--- Start THE DATA ---

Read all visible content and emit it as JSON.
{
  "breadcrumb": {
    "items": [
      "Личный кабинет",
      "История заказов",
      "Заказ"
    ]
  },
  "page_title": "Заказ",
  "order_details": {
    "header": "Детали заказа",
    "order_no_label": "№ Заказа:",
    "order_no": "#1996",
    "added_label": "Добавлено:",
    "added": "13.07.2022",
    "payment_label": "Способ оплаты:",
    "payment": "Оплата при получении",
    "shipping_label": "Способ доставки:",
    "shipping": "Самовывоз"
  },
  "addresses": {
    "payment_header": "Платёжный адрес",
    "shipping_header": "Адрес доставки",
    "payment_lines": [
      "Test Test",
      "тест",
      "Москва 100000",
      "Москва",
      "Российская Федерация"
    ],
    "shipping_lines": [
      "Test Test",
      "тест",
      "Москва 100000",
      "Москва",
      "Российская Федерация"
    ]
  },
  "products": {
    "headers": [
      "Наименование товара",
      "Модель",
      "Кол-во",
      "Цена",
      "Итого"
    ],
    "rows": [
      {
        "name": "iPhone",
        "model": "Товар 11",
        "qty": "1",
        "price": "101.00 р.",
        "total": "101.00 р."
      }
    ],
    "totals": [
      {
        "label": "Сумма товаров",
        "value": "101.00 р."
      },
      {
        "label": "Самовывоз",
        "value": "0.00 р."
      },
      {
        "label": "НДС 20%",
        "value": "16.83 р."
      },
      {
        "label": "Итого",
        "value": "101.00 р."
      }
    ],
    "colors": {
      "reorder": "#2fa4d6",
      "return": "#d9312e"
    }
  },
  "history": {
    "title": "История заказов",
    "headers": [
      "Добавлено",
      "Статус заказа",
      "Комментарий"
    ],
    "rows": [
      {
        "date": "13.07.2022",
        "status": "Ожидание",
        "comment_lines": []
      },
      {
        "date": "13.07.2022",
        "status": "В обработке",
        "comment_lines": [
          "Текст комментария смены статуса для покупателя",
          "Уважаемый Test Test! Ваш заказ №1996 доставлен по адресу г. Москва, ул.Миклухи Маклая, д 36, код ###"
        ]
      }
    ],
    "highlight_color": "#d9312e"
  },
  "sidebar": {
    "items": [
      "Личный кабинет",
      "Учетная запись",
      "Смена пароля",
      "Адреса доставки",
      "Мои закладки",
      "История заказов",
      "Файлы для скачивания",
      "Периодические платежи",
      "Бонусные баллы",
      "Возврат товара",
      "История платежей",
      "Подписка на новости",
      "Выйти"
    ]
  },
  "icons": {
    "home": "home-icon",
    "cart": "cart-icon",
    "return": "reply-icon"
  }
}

--- End THE DATA ---

## PROBLEM STATEMENT
Give the listing again, word for word.

## FINISHED TASK
Read all visible content and emit it as JSON.
{
  "breadcrumb": {
    "items": [
      "Личный кабинет",
      "История заказов",
      "Заказ"
    ]
  },
  "page_title": "Заказ",
  "order_details": {
    "header": "Детали заказа",
    "order_no_label": "№ Заказа:",
    "order_no": "#1996",
    "added_label": "Добавлено:",
    "added": "13.07.2022",
    "payment_label": "Способ оплаты:",
    "payment": "Оплата при получении",
    "shipping_label": "Способ доставки:",
    "shipping": "Самовывоз"
  },
  "addresses": {
    "payment_header": "Платёжный адрес",
    "shipping_header": "Адрес доставки",
    "payment_lines": [
      "Test Test",
      "тест",
      "Москва 100000",
      "Москва",
      "Российская Федерация"
    ],
    "shipping_lines": [
      "Test Test",
      "тест",
      "Москва 100000",
      "Москва",
      "Российская Федерация"
    ]
  },
  "products": {
    "headers": [
      "Наименование товара",
      "Модель",
      "Кол-во",
      "Цена",
      "Итого"
    ],
    "rows": [
      {
        "name": "iPhone",
        "model": "Товар 11",
        "qty": "1",
        "price": "101.00 р.",
        "total": "101.00 р."
      }
    ],
    "totals": [
      {
        "label": "Сумма товаров",
        "value": "101.00 р."
      },
      {
        "label": "Самовывоз",
        "value": "0.00 р."
      },
      {
        "label": "НДС 20%",
        "value": "16.83 р."
      },
      {
        "label": "Итого",
        "value": "101.00 р."
      }
    ],
    "colors": {
      "reorder": "#2fa4d6",
      "return": "#d9312e"
    }
  },
  "history": {
    "title": "История заказов",
    "headers": [
      "Добавлено",
      "Статус заказа",
      "Комментарий"
    ],
    "rows": [
      {
        "date": "13.07.2022",
        "status": "Ожидание",
        "comment_lines": []
      },
      {
        "date": "13.07.2022",
        "status": "В обработке",
        "comment_lines": [
          "Текст комментария смены статуса для покупателя",
          "Уважаемый Test Test! Ваш заказ №1996 доставлен по адресу г. Москва, ул.Миклухи Маклая, д 36, код ###"
        ]
      }
    ],
    "highlight_color": "#d9312e"
  },
  "sidebar": {
    "items": [
      "Личный кабинет",
      "Учетная запись",
      "Смена пароля",
      "Адреса доставки",
      "Мои закладки",
      "История заказов",
      "Файлы для скачивания",
      "Периодические платежи",
      "Бонусные баллы",
      "Возврат товара",
      "История платежей",
      "Подписка на новости",
      "Выйти"
    ]
  },
  "icons": {
    "home": "home-icon",
    "cart": "cart-icon",
    "return": "reply-icon"
  }
}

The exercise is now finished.